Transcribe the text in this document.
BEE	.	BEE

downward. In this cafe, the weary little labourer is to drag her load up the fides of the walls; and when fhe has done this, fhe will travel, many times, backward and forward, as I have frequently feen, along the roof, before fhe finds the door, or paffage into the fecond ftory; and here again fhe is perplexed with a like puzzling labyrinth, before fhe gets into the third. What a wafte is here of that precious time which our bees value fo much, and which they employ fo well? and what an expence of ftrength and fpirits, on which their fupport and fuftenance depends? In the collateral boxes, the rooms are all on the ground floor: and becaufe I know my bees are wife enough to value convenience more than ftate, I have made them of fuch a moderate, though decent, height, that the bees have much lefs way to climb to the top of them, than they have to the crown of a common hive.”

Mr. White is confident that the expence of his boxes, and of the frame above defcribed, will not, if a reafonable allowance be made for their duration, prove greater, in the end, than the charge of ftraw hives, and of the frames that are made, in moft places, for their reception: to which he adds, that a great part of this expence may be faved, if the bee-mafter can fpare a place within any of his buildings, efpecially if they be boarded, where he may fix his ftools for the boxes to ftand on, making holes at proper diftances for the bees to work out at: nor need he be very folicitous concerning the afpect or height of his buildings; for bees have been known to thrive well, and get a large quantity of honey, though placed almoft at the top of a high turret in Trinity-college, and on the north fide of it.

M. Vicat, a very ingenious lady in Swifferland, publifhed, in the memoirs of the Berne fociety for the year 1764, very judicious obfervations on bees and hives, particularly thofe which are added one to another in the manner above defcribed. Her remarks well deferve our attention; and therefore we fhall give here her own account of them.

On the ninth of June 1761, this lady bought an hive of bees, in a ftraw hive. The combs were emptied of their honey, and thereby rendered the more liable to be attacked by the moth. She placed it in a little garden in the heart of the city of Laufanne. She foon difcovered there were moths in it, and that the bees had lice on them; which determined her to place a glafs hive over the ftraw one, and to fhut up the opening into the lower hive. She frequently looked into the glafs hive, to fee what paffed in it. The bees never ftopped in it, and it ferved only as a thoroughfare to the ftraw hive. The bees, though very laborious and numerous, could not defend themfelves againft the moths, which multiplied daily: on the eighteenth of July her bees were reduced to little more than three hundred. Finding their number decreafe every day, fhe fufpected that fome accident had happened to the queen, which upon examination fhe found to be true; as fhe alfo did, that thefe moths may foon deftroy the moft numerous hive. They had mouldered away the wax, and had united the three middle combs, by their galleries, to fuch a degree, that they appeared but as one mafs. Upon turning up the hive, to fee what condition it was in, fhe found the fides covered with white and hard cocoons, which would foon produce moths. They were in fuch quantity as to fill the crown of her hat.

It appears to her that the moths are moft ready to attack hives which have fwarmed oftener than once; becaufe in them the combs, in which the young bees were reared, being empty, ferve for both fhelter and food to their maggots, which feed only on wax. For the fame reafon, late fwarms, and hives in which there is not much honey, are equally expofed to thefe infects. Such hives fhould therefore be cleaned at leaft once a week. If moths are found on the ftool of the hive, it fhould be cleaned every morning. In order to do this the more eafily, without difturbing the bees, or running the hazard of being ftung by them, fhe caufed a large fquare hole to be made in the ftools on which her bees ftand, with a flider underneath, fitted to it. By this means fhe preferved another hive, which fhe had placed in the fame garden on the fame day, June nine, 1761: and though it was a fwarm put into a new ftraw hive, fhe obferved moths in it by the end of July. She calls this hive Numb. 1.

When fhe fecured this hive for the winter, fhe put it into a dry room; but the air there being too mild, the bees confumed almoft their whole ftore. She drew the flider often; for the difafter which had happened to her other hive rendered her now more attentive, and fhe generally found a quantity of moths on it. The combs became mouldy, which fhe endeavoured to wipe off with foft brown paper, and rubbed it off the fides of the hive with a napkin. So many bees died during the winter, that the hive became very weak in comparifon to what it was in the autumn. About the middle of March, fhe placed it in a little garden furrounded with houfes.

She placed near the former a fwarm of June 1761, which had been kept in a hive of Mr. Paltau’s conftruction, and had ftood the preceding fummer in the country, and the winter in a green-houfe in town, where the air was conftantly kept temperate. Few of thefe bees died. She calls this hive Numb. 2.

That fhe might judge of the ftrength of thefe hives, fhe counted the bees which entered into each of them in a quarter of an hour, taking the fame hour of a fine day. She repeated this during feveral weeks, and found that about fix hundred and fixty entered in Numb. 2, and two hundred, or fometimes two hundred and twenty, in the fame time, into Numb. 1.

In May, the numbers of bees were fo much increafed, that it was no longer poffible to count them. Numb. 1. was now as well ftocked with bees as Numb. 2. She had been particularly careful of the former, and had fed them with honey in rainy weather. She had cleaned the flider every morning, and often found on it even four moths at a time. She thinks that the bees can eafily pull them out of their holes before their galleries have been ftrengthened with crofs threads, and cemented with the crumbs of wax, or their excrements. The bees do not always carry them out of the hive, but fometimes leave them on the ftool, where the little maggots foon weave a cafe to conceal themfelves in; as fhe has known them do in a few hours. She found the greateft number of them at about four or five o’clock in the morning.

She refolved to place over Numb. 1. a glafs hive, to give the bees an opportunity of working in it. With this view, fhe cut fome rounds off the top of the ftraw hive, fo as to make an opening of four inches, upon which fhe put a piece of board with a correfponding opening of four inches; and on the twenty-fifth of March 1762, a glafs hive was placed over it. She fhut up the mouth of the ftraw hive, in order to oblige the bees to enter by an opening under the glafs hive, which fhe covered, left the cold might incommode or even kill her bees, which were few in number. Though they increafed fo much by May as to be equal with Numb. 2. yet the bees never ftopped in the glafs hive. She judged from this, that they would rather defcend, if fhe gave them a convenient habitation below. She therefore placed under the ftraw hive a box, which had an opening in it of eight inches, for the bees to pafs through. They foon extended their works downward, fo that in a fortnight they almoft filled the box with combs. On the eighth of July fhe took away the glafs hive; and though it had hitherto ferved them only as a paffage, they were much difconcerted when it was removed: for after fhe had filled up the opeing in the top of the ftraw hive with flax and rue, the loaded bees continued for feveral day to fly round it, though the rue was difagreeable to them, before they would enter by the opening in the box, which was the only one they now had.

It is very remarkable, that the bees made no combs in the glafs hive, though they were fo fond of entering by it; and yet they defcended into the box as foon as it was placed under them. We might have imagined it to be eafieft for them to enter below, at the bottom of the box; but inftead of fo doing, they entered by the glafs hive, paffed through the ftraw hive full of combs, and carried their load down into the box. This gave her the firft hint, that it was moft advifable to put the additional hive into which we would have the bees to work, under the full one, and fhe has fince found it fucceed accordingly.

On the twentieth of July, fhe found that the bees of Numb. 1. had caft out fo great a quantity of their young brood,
═══
**What to work on**
Nothing should be changed: write out all of the data as is.

**Written reply**
Transcribe the text in this document.
BEE	.	BEE

downward. In this cafe, the weary little labourer is to drag her load up the fides of the walls; and when fhe has done this, fhe will travel, many times, backward and forward, as I have frequently feen, along the roof, before fhe finds the door, or paffage into the fecond ftory; and here again fhe is perplexed with a like puzzling labyrinth, before fhe gets into the third. What a wafte is here of that precious time which our bees value fo much, and which they employ fo well? and what an expence of ftrength and fpirits, on which their fupport and fuftenance depends? In the collateral boxes, the rooms are all on the ground floor: and becaufe I know my bees are wife enough to value convenience more than ftate, I have made them of fuch a moderate, though decent, height, that the bees have much lefs way to climb to the top of them, than they have to the crown of a common hive.”

Mr. White is confident that the expence of his boxes, and of the frame above defcribed, will not, if a reafonable allowance be made for their duration, prove greater, in the end, than the charge of ftraw hives, and of the frames that are made, in moft places, for their reception: to which he adds, that a great part of this expence may be faved, if the bee-mafter can fpare a place within any of his buildings, efpecially if they be boarded, where he may fix his ftools for the boxes to ftand on, making holes at proper diftances for the bees to work out at: nor need he be very folicitous concerning the afpect or height of his buildings; for bees have been known to thrive well, and get a large quantity of honey, though placed almoft at the top of a high turret in Trinity-college, and on the north fide of it.

M. Vicat, a very ingenious lady in Swifferland, publifhed, in the memoirs of the Berne fociety for the year 1764, very judicious obfervations on bees and hives, particularly thofe which are added one to another in the manner above defcribed. Her remarks well deferve our attention; and therefore we fhall give here her own account of them.

On the ninth of June 1761, this lady bought an hive of bees, in a ftraw hive. The combs were emptied of their honey, and thereby rendered the more liable to be attacked by the moth. She placed it in a little garden in the heart of the city of Laufanne. She foon difcovered there were moths in it, and that the bees had lice on them; which determined her to place a glafs hive over the ftraw one, and to fhut up the opening into the lower hive. She frequently looked into the glafs hive, to fee what paffed in it. The bees never ftopped in it, and it ferved only as a thoroughfare to the ftraw hive. The bees, though very laborious and numerous, could not defend themfelves againft the moths, which multiplied daily: on the eighteenth of July her bees were reduced to little more than three hundred. Finding their number decreafe every day, fhe fufpected that fome accident had happened to the queen, which upon examination fhe found to be true; as fhe alfo did, that thefe moths may foon deftroy the moft numerous hive. They had mouldered away the wax, and had united the three middle combs, by their galleries, to fuch a degree, that they appeared but as one mafs. Upon turning up the hive, to fee what condition it was in, fhe found the fides covered with white and hard cocoons, which would foon produce moths. They were in fuch quantity as to fill the crown of her hat.

It appears to her that the moths are moft ready to attack hives which have fwarmed oftener than once; becaufe in them the combs, in which the young bees were reared, being empty, ferve for both fhelter and food to their maggots, which feed only on wax. For the fame reafon, late fwarms, and hives in which there is not much honey, are equally expofed to thefe infects. Such hives fhould therefore be cleaned at leaft once a week. If moths are found on the ftool of the hive, it fhould be cleaned every morning. In order to do this the more eafily, without difturbing the bees, or running the hazard of being ftung by them, fhe caufed a large fquare hole to be made in the ftools on which her bees ftand, with a flider underneath, fitted to it. By this means fhe preferved another hive, which fhe had placed in the fame garden on the fame day, June nine, 1761: and though it was a fwarm put into a new ftraw hive, fhe obferved moths in it by the end of July. She calls this hive Numb. 1.

When fhe fecured this hive for the winter, fhe put it into a dry room; but the air there being too mild, the bees confumed almoft their whole ftore. She drew the flider often; for the difafter which had happened to her other hive rendered her now more attentive, and fhe generally found a quantity of moths on it. The combs became mouldy, which fhe endeavoured to wipe off with foft brown paper, and rubbed it off the fides of the hive with a napkin. So many bees died during the winter, that the hive became very weak in comparifon to what it was in the autumn. About the middle of March, fhe placed it in a little garden furrounded with houfes.

She placed near the former a fwarm of June 1761, which had been kept in a hive of Mr. Paltau’s conftruction, and had ftood the preceding fummer in the country, and the winter in a green-houfe in town, where the air was conftantly kept temperate. Few of thefe bees died. She calls this hive Numb. 2.

That fhe might judge of the ftrength of thefe hives, fhe counted the bees which entered into each of them in a quarter of an hour, taking the fame hour of a fine day. She repeated this during feveral weeks, and found that about fix hundred and fixty entered in Numb. 2, and two hundred, or fometimes two hundred and twenty, in the fame time, into Numb. 1.

In May, the numbers of bees were fo much increafed, that it was no longer poffible to count them. Numb. 1. was now as well ftocked with bees as Numb. 2. She had been particularly careful of the former, and had fed them with honey in rainy weather. She had cleaned the flider every morning, and often found on it even four moths at a time. She thinks that the bees can eafily pull them out of their holes before their galleries have been ftrengthened with crofs threads, and cemented with the crumbs of wax, or their excrements. The bees do not always carry them out of the hive, but fometimes leave them on the ftool, where the little maggots foon weave a cafe to conceal themfelves in; as fhe has known them do in a few hours. She found the greateft number of them at about four or five o’clock in the morning.

She refolved to place over Numb. 1. a glafs hive, to give the bees an opportunity of working in it. With this view, fhe cut fome rounds off the top of the ftraw hive, fo as to make an opening of four inches, upon which fhe put a piece of board with a correfponding opening of four inches; and on the twenty-fifth of March 1762, a glafs hive was placed over it. She fhut up the mouth of the ftraw hive, in order to oblige the bees to enter by an opening under the glafs hive, which fhe covered, left the cold might incommode or even kill her bees, which were few in number. Though they increafed fo much by May as to be equal with Numb. 2. yet the bees never ftopped in the glafs hive. She judged from this, that they would rather defcend, if fhe gave them a convenient habitation below. She therefore placed under the ftraw hive a box, which had an opening in it of eight inches, for the bees to pafs through. They foon extended their works downward, fo that in a fortnight they almoft filled the box with combs. On the eighth of July fhe took away the glafs hive; and though it had hitherto ferved them only as a paffage, they were much difconcerted when it was removed: for after fhe had filled up the opeing in the top of the ftraw hive with flax and rue, the loaded bees continued for feveral day to fly round it, though the rue was difagreeable to them, before they would enter by the opening in the box, which was the only one they now had.

It is very remarkable, that the bees made no combs in the glafs hive, though they were fo fond of entering by it; and yet they defcended into the box as foon as it was placed under them. We might have imagined it to be eafieft for them to enter below, at the bottom of the box; but inftead of fo doing, they entered by the glafs hive, paffed through the ftraw hive full of combs, and carried their load down into the box. This gave her the firft hint, that it was moft advifable to put the additional hive into which we would have the bees to work, under the full one, and fhe has fince found it fucceed accordingly.

On the twentieth of July, fhe found that the bees of Numb. 1. had caft out fo great a quantity of their young brood,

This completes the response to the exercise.